> [ARTICLE]
>> Start
POP GOES THE WORLD  By Jenny Ortuoste for Manila Standard-Today,  8 September 2011, Thursday

The 61st Palanca Awards

For a Filipino writer, winning a Carlos Palanca Memorial Award for Literature is one of the most gratifying accomplishments one can achieve.

The awards night was held, as always, on September 1, at the Manila Peninsula Hotel. The guest of honor was F. Sionil Jose, a five-time Palanca awardee, who received the 2011 Dangal ng Lahi Award. Fifty-eight other writers were given awards from first to third place, in several different categories in Filipino, Cebuano, Iluko, Hiligaynon, and English.

Also present among the writeratti was Palanca Foundation director-general Sylvia Palanca-Quirino, who spoke of the six-decade long history of the awards. Their family’s dedication in sustaining this program is to be lauded; save for them, there would be no recognition for Filipino literary writers.

Winning a Palanca is something to strive for, a goal, and gives direction to one’s efforts. We hope the Palanca Foundation continues their support of Philippine belles lettres.
>> End
Resume the column on the 61st Palanca Awards, picking up after its last sentence. The data that follows is separate material and is not part of the column.

> [Element region listings]
>> Start
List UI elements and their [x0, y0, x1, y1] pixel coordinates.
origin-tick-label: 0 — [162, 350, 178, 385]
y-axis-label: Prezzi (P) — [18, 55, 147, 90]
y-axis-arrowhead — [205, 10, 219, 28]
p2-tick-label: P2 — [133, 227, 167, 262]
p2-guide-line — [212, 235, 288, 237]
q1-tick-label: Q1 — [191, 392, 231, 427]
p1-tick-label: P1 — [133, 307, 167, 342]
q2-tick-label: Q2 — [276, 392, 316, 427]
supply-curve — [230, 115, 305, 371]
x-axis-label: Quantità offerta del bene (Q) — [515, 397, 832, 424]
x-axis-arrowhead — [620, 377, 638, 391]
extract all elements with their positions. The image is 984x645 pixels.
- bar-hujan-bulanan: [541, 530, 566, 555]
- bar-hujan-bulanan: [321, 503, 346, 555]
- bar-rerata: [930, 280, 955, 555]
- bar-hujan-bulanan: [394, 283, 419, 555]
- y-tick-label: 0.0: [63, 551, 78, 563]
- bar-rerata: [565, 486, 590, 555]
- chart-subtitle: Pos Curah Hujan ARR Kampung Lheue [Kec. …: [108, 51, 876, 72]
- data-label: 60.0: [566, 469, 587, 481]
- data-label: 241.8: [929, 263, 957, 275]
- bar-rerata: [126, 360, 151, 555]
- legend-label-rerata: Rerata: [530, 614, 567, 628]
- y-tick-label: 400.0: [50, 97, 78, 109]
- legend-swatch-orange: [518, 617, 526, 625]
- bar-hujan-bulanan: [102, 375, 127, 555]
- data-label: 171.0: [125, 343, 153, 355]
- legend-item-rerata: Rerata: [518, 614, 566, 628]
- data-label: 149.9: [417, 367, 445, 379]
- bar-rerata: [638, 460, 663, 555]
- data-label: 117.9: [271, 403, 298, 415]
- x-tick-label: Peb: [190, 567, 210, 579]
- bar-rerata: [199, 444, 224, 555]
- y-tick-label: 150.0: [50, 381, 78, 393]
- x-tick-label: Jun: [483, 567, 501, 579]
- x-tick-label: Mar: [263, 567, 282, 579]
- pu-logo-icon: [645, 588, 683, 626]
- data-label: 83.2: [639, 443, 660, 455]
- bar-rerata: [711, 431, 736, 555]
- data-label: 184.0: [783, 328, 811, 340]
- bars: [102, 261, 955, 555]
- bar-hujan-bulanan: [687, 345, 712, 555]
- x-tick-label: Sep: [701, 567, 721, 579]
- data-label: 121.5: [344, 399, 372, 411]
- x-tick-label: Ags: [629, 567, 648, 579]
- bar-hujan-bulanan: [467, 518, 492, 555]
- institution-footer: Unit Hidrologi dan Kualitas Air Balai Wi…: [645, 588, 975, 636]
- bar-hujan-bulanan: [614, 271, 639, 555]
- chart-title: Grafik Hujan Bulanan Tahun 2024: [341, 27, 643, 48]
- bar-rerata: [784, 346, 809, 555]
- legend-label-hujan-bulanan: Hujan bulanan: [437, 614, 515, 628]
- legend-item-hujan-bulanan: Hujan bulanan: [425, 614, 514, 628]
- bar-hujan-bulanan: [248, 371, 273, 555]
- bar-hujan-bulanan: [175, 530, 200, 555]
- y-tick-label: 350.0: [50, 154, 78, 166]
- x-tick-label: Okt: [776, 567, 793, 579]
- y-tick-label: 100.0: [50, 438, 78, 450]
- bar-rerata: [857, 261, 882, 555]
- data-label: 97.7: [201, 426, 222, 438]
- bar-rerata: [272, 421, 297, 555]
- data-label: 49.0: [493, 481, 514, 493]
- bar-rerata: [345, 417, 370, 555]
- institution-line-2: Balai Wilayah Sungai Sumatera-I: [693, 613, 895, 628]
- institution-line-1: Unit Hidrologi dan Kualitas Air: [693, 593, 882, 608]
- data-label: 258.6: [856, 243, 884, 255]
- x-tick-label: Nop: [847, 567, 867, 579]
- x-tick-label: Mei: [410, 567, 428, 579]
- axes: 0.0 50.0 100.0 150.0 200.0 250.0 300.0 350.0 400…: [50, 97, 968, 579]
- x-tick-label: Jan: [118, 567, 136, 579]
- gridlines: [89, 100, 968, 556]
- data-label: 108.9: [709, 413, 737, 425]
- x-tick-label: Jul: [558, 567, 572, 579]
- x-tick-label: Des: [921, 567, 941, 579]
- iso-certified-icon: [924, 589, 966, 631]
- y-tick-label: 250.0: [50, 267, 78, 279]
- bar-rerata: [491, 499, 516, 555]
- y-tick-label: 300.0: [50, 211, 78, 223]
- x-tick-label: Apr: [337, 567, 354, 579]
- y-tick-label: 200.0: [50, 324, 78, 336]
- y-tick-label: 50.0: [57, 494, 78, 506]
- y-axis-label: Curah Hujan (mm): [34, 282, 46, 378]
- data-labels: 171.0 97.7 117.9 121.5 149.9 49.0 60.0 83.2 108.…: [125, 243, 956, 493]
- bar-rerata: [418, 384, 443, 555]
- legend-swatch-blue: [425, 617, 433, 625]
>> End
> [EXERCISE OUTPUT]
It was with tremendous pleasure that I attended the awards night to receive a first prize for Essay for my piece “The Turn for Home: Memories of Santa Ana Park.” The Palanca Award is a heavy brass medal as big as a saucer, hung on a wide sapphire blue ribbon. It comes with a certificate, a wooden presentation box, and prestige, that clings to the awardees like perfume.

With judges.

With De La Salle University’s Dr Genevieve Asenjo (judge, Maikling Kuwento – Hiligaynon) and poet German Gervacio (judge, Tulang Pambata). 

I dedicate my win to my writing mentor at the University of the Philippines-Diliman, professor emerita Cristina Pantoja-Hidalgo. It was in her creative non-fiction graduate class last year that I wrote my winning piece.

It was also for that class that this year’s second-place Essay winner, professor Jeena Rani Marquez-Manaois, wrote her winning “The River of Gold”, set in Cagayan de Oro.

With Jeena.

With writer Natasha Gamalinda, who accompanied her fiance Rosmon Tuazon (2nd prize, Tula) to the ceremony. She was my classmate, along with Jeena, in that same CNF class of Dr. Pantoja-Hidalgo.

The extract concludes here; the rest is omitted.